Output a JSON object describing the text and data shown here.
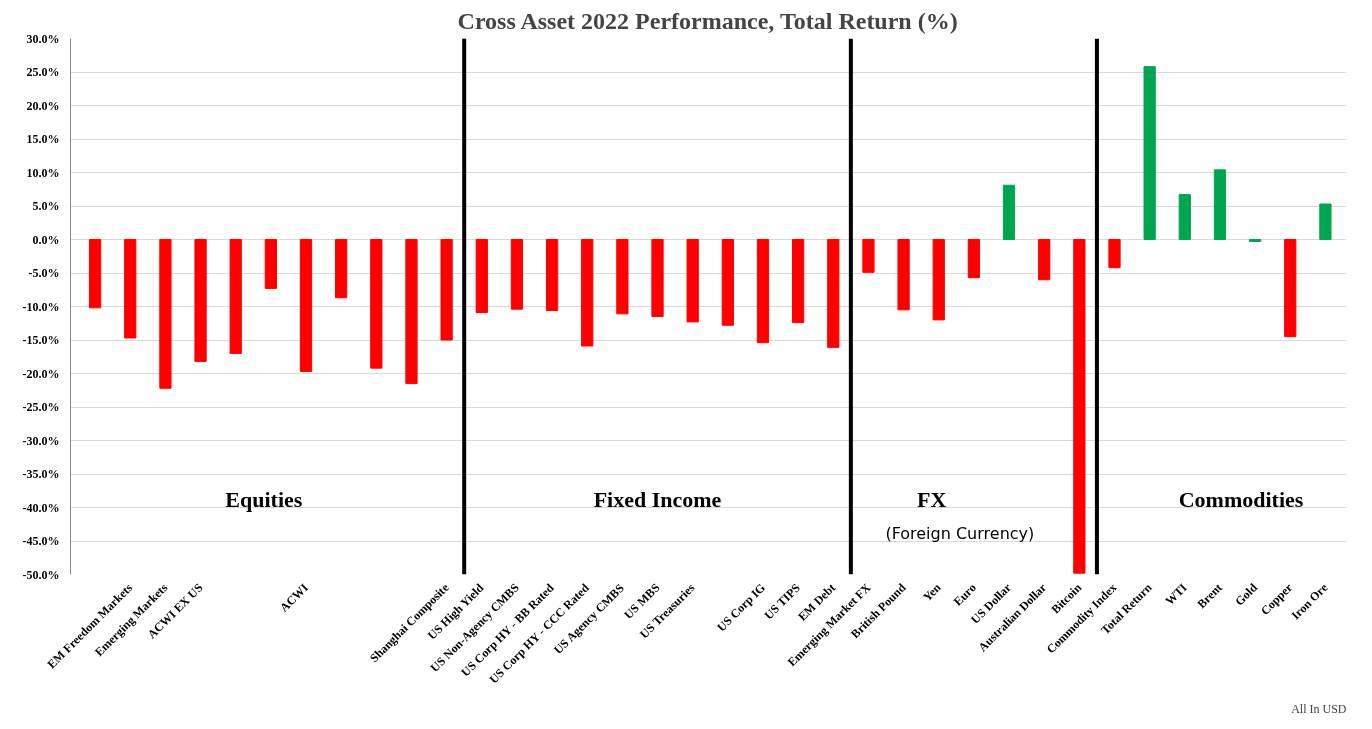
{
  "chart_data": {
    "type": "bar",
    "title": "Cross Asset 2022 Performance, Total Return (%)",
    "categories": [
      null,
      "EM Freedom Markets",
      "Emerging Markets",
      "ACWI EX US",
      null,
      null,
      "ACWI",
      null,
      null,
      null,
      "Shanghai Composite",
      "US High Yield",
      "US Non-Agency CMBS",
      "US Corp HY - BB Rated",
      "US Corp HY - CCC Rated",
      "US Agency CMBS",
      "US MBS",
      "US Treasuries",
      null,
      "US Corp IG",
      "US TIPS",
      "EM Debt",
      "Emerging Market FX",
      "British Pound",
      "Yen",
      "Euro",
      "US Dollar",
      "Australian Dollar",
      "Bitcoin",
      "Commodity Index",
      "Total Return",
      "WTI",
      "Brent",
      "Gold",
      "Copper",
      "Iron Ore"
    ],
    "values": [
      -10.2,
      -14.7,
      -22.2,
      -18.2,
      -17.0,
      -7.3,
      -19.7,
      -8.7,
      -19.2,
      -21.5,
      -15.0,
      -10.9,
      -10.4,
      -10.6,
      -15.9,
      -11.1,
      -11.5,
      -12.3,
      -12.8,
      -15.4,
      -12.4,
      -16.1,
      -4.9,
      -10.5,
      -12.0,
      -5.7,
      8.1,
      -6.0,
      -49.8,
      -4.2,
      25.8,
      6.7,
      10.4,
      -0.3,
      -14.5,
      5.3
    ],
    "colors": [
      "#ff0000",
      "#ff0000",
      "#ff0000",
      "#ff0000",
      "#ff0000",
      "#ff0000",
      "#ff0000",
      "#ff0000",
      "#ff0000",
      "#ff0000",
      "#ff0000",
      "#ff0000",
      "#ff0000",
      "#ff0000",
      "#ff0000",
      "#ff0000",
      "#ff0000",
      "#ff0000",
      "#ff0000",
      "#ff0000",
      "#ff0000",
      "#ff0000",
      "#ff0000",
      "#ff0000",
      "#ff0000",
      "#ff0000",
      "#00a550",
      "#ff0000",
      "#ff0000",
      "#ff0000",
      "#00a550",
      "#00a550",
      "#00a550",
      "#00a550",
      "#ff0000",
      "#00a550"
    ],
    "ylim": [
      -50,
      30
    ],
    "yticks": [
      {
        "value": -50,
        "label": "-50.0%"
      },
      {
        "value": -45,
        "label": "-45.0%"
      },
      {
        "value": -40,
        "label": "-40.0%"
      },
      {
        "value": -35,
        "label": "-35.0%"
      },
      {
        "value": -30,
        "label": "-30.0%"
      },
      {
        "value": -25,
        "label": "-25.0%"
      },
      {
        "value": -20,
        "label": "-20.0%"
      },
      {
        "value": -15,
        "label": "-15.0%"
      },
      {
        "value": -10,
        "label": "-10.0%"
      },
      {
        "value": -5,
        "label": "-5.0%"
      },
      {
        "value": 0,
        "label": "0.0%"
      },
      {
        "value": 5,
        "label": "5.0%"
      },
      {
        "value": 10,
        "label": "10.0%"
      },
      {
        "value": 15,
        "label": "15.0%"
      },
      {
        "value": 20,
        "label": "20.0%"
      },
      {
        "value": 25,
        "label": "25.0%"
      },
      {
        "value": 30,
        "label": "30.0%"
      }
    ],
    "grid": "y",
    "annotations": [
      "Equities",
      "Fixed Income",
      "FX",
      "(Foreign Currency)",
      "Commodities",
      "All In USD"
    ]
  }
}
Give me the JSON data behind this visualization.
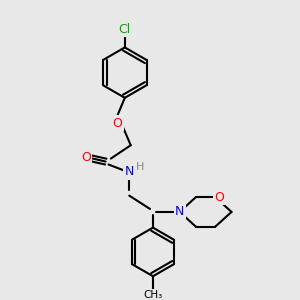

Aim of the exercise:
Retype the data above exactly; pictures are not part of the copy.

Solution for this exercise:
Output a JSON object describing the text and data shown here.
{
  "chart_data": {
    "type": "bar",
    "title": "Cross Asset 2022 Performance, Total Return (%)",
    "categories": [
      null,
      "EM Freedom Markets",
      "Emerging Markets",
      "ACWI EX US",
      null,
      null,
      "ACWI",
      null,
      null,
      null,
      "Shanghai Composite",
      "US High Yield",
      "US Non-Agency CMBS",
      "US Corp HY - BB Rated",
      "US Corp HY - CCC Rated",
      "US Agency CMBS",
      "US MBS",
      "US Treasuries",
      null,
      "US Corp IG",
      "US TIPS",
      "EM Debt",
      "Emerging Market FX",
      "British Pound",
      "Yen",
      "Euro",
      "US Dollar",
      "Australian Dollar",
      "Bitcoin",
      "Commodity Index",
      "Total Return",
      "WTI",
      "Brent",
      "Gold",
      "Copper",
      "Iron Ore"
    ],
    "values": [
      -10.2,
      -14.7,
      -22.2,
      -18.2,
      -17.0,
      -7.3,
      -19.7,
      -8.7,
      -19.2,
      -21.5,
      -15.0,
      -10.9,
      -10.4,
      -10.6,
      -15.9,
      -11.1,
      -11.5,
      -12.3,
      -12.8,
      -15.4,
      -12.4,
      -16.1,
      -4.9,
      -10.5,
      -12.0,
      -5.7,
      8.1,
      -6.0,
      -49.8,
      -4.2,
      25.8,
      6.7,
      10.4,
      -0.3,
      -14.5,
      5.3
    ],
    "colors": [
      "#ff0000",
      "#ff0000",
      "#ff0000",
      "#ff0000",
      "#ff0000",
      "#ff0000",
      "#ff0000",
      "#ff0000",
      "#ff0000",
      "#ff0000",
      "#ff0000",
      "#ff0000",
      "#ff0000",
      "#ff0000",
      "#ff0000",
      "#ff0000",
      "#ff0000",
      "#ff0000",
      "#ff0000",
      "#ff0000",
      "#ff0000",
      "#ff0000",
      "#ff0000",
      "#ff0000",
      "#ff0000",
      "#ff0000",
      "#00a550",
      "#ff0000",
      "#ff0000",
      "#ff0000",
      "#00a550",
      "#00a550",
      "#00a550",
      "#00a550",
      "#ff0000",
      "#00a550"
    ],
    "ylim": [
      -50,
      30
    ],
    "yticks": [
      {
        "value": -50,
        "label": "-50.0%"
      },
      {
        "value": -45,
        "label": "-45.0%"
      },
      {
        "value": -40,
        "label": "-40.0%"
      },
      {
        "value": -35,
        "label": "-35.0%"
      },
      {
        "value": -30,
        "label": "-30.0%"
      },
      {
        "value": -25,
        "label": "-25.0%"
      },
      {
        "value": -20,
        "label": "-20.0%"
      },
      {
        "value": -15,
        "label": "-15.0%"
      },
      {
        "value": -10,
        "label": "-10.0%"
      },
      {
        "value": -5,
        "label": "-5.0%"
      },
      {
        "value": 0,
        "label": "0.0%"
      },
      {
        "value": 5,
        "label": "5.0%"
      },
      {
        "value": 10,
        "label": "10.0%"
      },
      {
        "value": 15,
        "label": "15.0%"
      },
      {
        "value": 20,
        "label": "20.0%"
      },
      {
        "value": 25,
        "label": "25.0%"
      },
      {
        "value": 30,
        "label": "30.0%"
      }
    ],
    "grid": "y",
    "annotations": [
      "Equities",
      "Fixed Income",
      "FX",
      "(Foreign Currency)",
      "Commodities",
      "All In USD"
    ]
  }
}
Give me the JSON data behind this visualization.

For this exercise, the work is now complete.